→ **WRITTEN TASK 1**:
Reproduce the lines of the listing starting with the line containing "text-line-18: the toil" and going on through the line containing "text-line-22: common humanity.".

→ **PAGE TEXT**:
** Begin **

For a small project I have a registry of matches and results. Every match is between teams (could be a single player team), and has a winner. So I have Match and Team models, joined by a MatchTeam model. This looks like so (simplified)see below for notes
class Team(models.Model):
...
class Match(models.Model):
teams = ManyToManyField(Team, through='MatchTeam')
...
class MatchTeam(models.Model):
match = models.ForeignKey(Match, related_name='matchteams',)
team = models.ForeignKey(Team)
winner = models.NullBooleanField()
...
Now I want to do some stats on the matches, starting with looking up who is the person that beats you the most. I'm not completely sure how to do this, at least, not efficiently.
In SQL (just approximating here), I would mean something like this:
SELECT their_matchteam.id, COUNT(*) as cnt
FROM matchteam AS your_mt
JOIN matchteam AS their_mt ON your_mt.match_id = their_mt.match_id
WHERE your.matchteam.id IN <<:your teams>>
your_matchteam.winner = false
GROUP BY their_matchteam.team_id
ORDER BY cnt DESC
(this also needs a "their_mt is not your_mt" clause btw, but the concept is clear, right?)
While I have not tested this as SQL, it's just to give an insight to what I'm looking for: I want to find this result via a Django aggregation.
According to the manual I can annotate results with an aggregation, in this case a Count. Joining MatchTeams straight on MatchTeams as I'm doing in the SQL is a bit of a shortcut maybe, as there 'should' be a Match in between? At least, I wouldn't know how to translate that into Django
So maybe I need to find certain matches for my team, and then annotate them with the count of the other team? But what is 'the other team'?
Quick write-up would look like:
nemesis = Match.objects \
.filter(matchteams__in=yourteams) \
.annotate(cnt=Count('<<otherteam>>')).order_by('-cnt')[0]
If this is the right track, how should I define the Count here.
And if it's not the right track, what is?
As is, this is all about teams instead of users. This is just to keep things simple :)
An additional question might be: should I even do this with that Django ORM stuff, or am I better off just adding SQL? That has the obvious disadvantage that you're stuck with writing very generic code (is this even possible?) or fixing your DB-backend. If not needed, I'd like to avoid that.

** End **

→ **RAW RECORDS**:
** Begin **

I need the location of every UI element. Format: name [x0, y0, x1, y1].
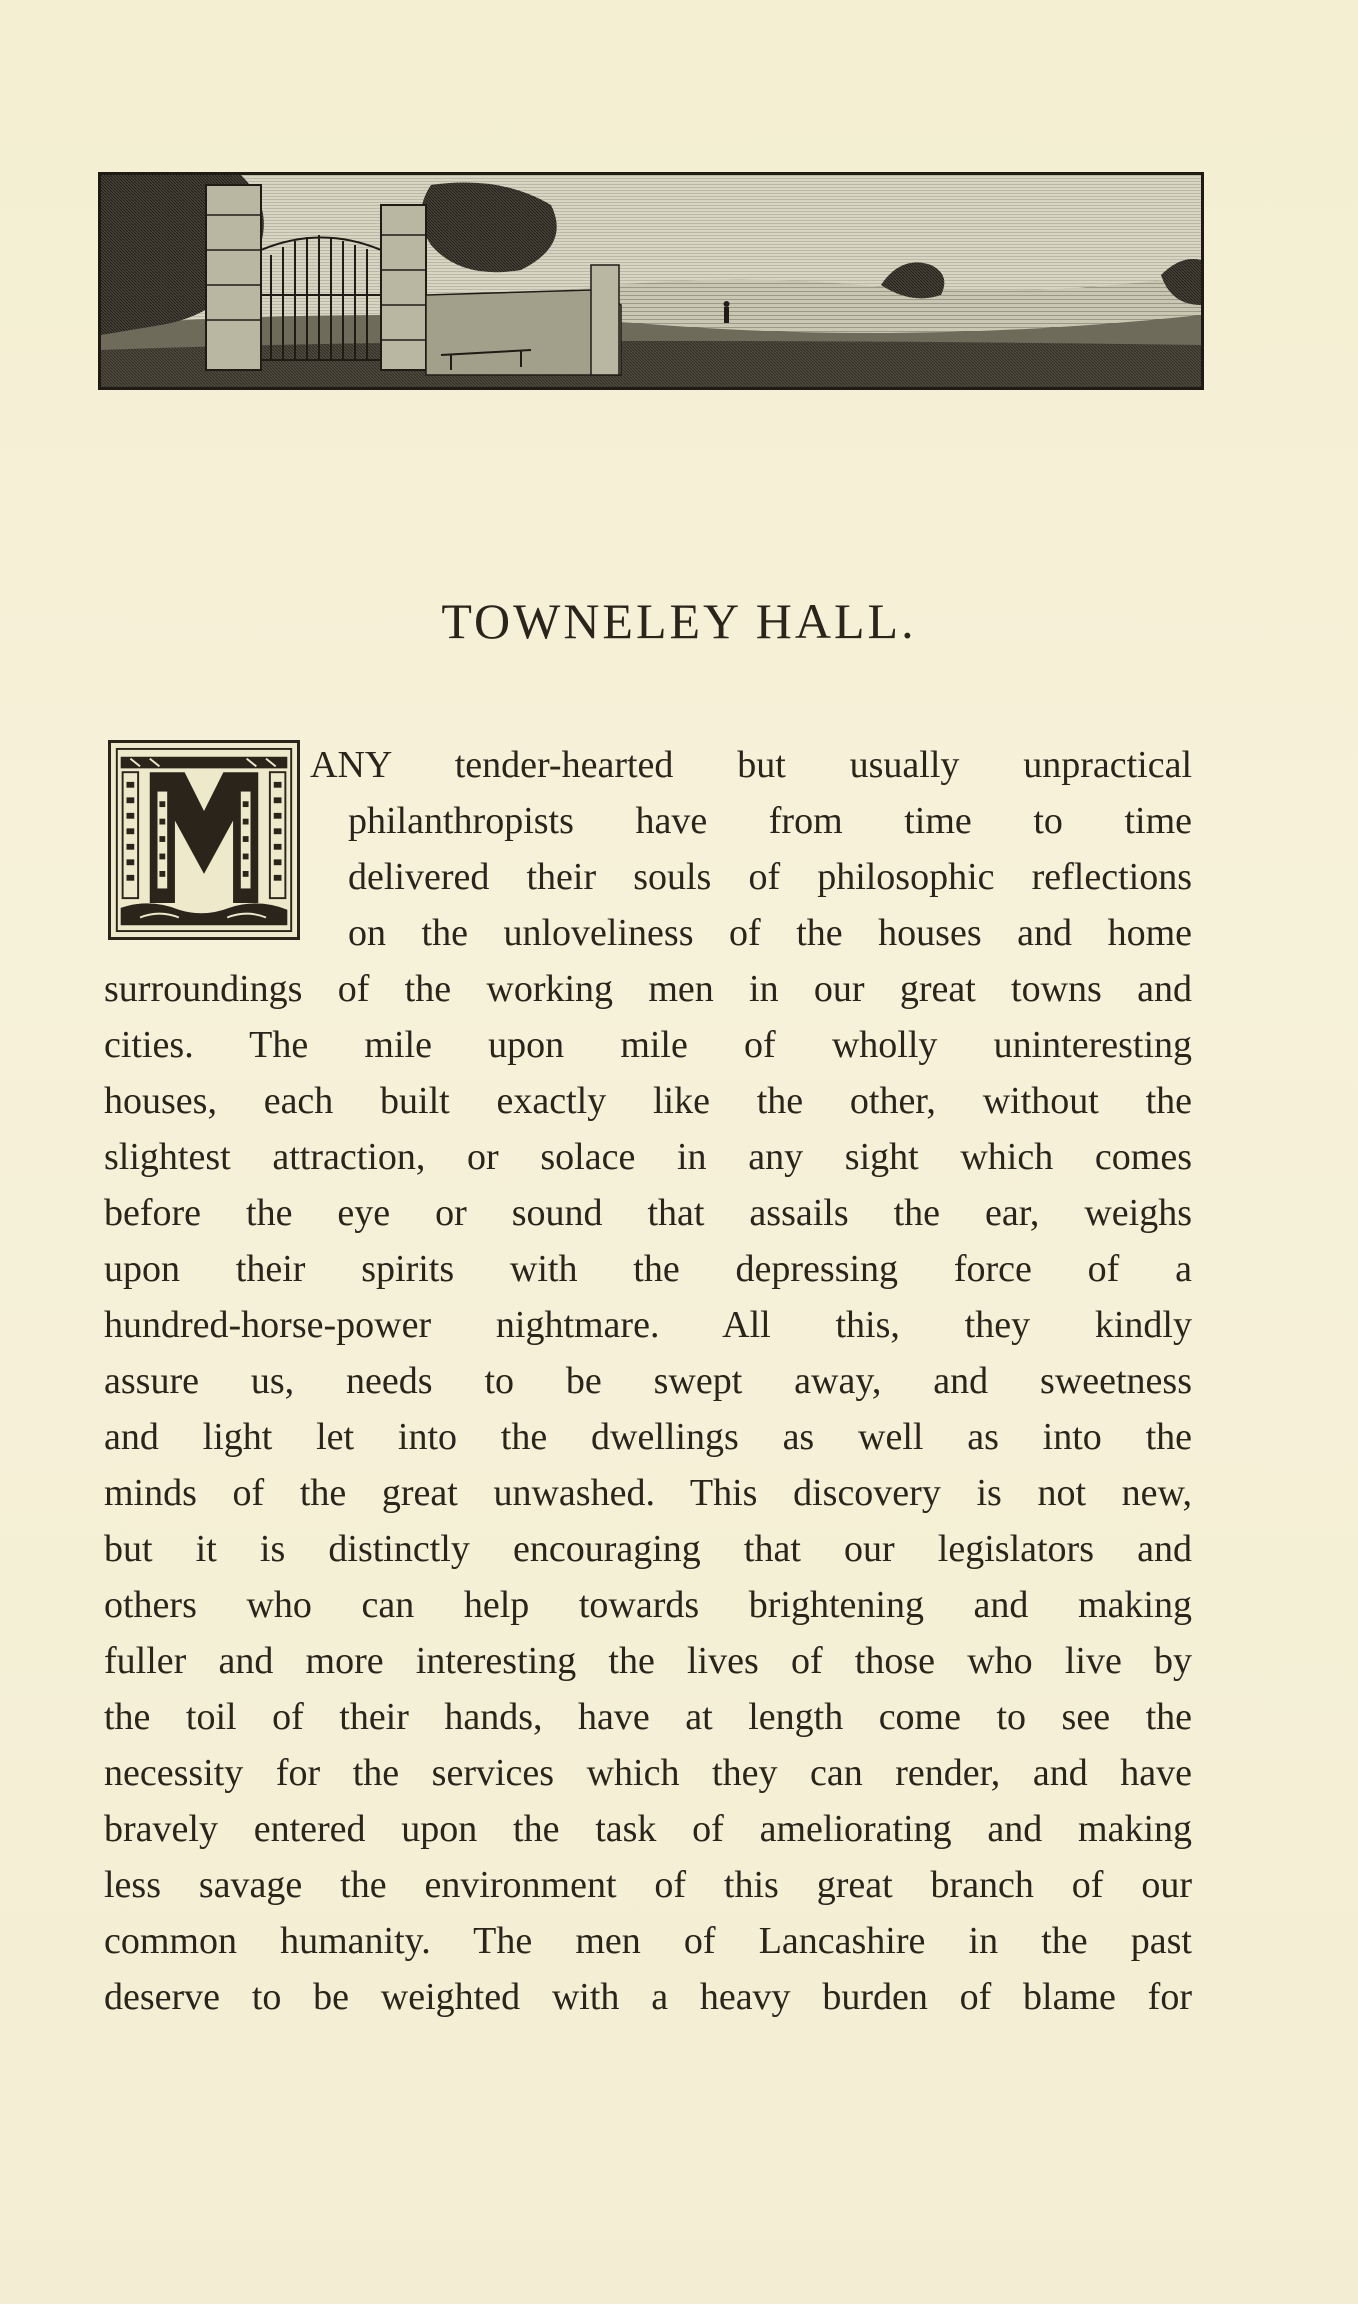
text-line-18: the toil of their hands, have at length come to see the — [104, 1696, 1192, 1738]
text-line-6: cities. The mile upon mile of wholly uninteresting — [104, 1024, 1192, 1066]
text-line-13: and light let into the dwellings as well as into the — [104, 1416, 1192, 1458]
text-line-15: but it is distinctly encouraging that our legislators and — [104, 1528, 1192, 1570]
text-line-10: upon their spirits with the depressing force of a — [104, 1248, 1192, 1290]
ornate-letter-m-icon — [111, 743, 297, 937]
text-line-4: on the unloveliness of the houses and home — [348, 912, 1192, 954]
engraving-illustration — [98, 172, 1204, 390]
engraving-gateway-landscape-icon — [101, 175, 1201, 387]
text-line-21: less savage the environment of this great branch of our — [104, 1864, 1192, 1906]
text-line-16: others who can help towards brightening and making — [104, 1584, 1192, 1626]
text-line-1: ANY tender-hearted but usually unpractical — [310, 744, 1192, 786]
text-line-5: surroundings of the working men in our great towns and — [104, 968, 1192, 1010]
text-line-11: hundred-horse-power nightmare. All this, they kindly — [104, 1304, 1192, 1346]
text-line-19: necessity for the services which they can render, and have — [104, 1752, 1192, 1794]
text-line-2: philanthropists have from time to time — [348, 800, 1192, 842]
drop-cap-letter — [108, 740, 300, 940]
text-line-22: common humanity. The men of Lancashire in the past — [104, 1920, 1192, 1962]
page-title: TOWNELEY HALL. — [441, 593, 917, 649]
text-line-8: slightest attraction, or solace in any sight which comes — [104, 1136, 1192, 1178]
text-line-17: fuller and more interesting the lives of those who live by — [104, 1640, 1192, 1682]
text-line-20: bravely entered upon the task of ameliorating and making — [104, 1808, 1192, 1850]
text-line-9: before the eye or sound that assails the ear, weighs — [104, 1192, 1192, 1234]
text-line-14: minds of the great unwashed. This discovery is not new, — [104, 1472, 1192, 1514]
text-line-7: houses, each built exactly like the other, without the — [104, 1080, 1192, 1122]
text-line-23: deserve to be weighted with a heavy burden of blame for — [104, 1976, 1192, 2018]
text-line-3: delivered their souls of philosophic reflections — [348, 856, 1192, 898]
text-line-12: assure us, needs to be swept away, and sweetness — [104, 1360, 1192, 1402]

** End **

→ **WRITTEN TASK 2**:
In the Django question, which field type is used for the winner field on the MatchTeam model?

→ **EXERCISE RESPONSE 1**:
text-line-18: the toil of their hands, have at length come to see the — [104, 1696, 1192, 1738]
text-line-6: cities. The mile upon mile of wholly uninteresting — [104, 1024, 1192, 1066]
text-line-13: and light let into the dwellings as well as into the — [104, 1416, 1192, 1458]
text-line-15: but it is distinctly encouraging that our legislators and — [104, 1528, 1192, 1570]
text-line-10: upon their spirits with the depressing force of a — [104, 1248, 1192, 1290]
ornate-letter-m-icon — [111, 743, 297, 937]
text-line-4: on the unloveliness of the houses and home — [348, 912, 1192, 954]
engraving-illustration — [98, 172, 1204, 390]
engraving-gateway-landscape-icon — [101, 175, 1201, 387]
text-line-21: less savage the environment of this great branch of our — [104, 1864, 1192, 1906]
text-line-16: others who can help towards brightening and making — [104, 1584, 1192, 1626]
text-line-1: ANY tender-hearted but usually unpractical — [310, 744, 1192, 786]
text-line-5: surroundings of the working men in our great towns and — [104, 968, 1192, 1010]
text-line-11: hundred-horse-power nightmare. All this, they kindly — [104, 1304, 1192, 1346]
text-line-19: necessity for the services which they can render, and have — [104, 1752, 1192, 1794]
text-line-2: philanthropists have from time to time — [348, 800, 1192, 842]
drop-cap-letter — [108, 740, 300, 940]
text-line-22: common humanity. The men of Lancashire in the past — [104, 1920, 1192, 1962]

→ **EXERCISE RESPONSE 2**:
NullBooleanField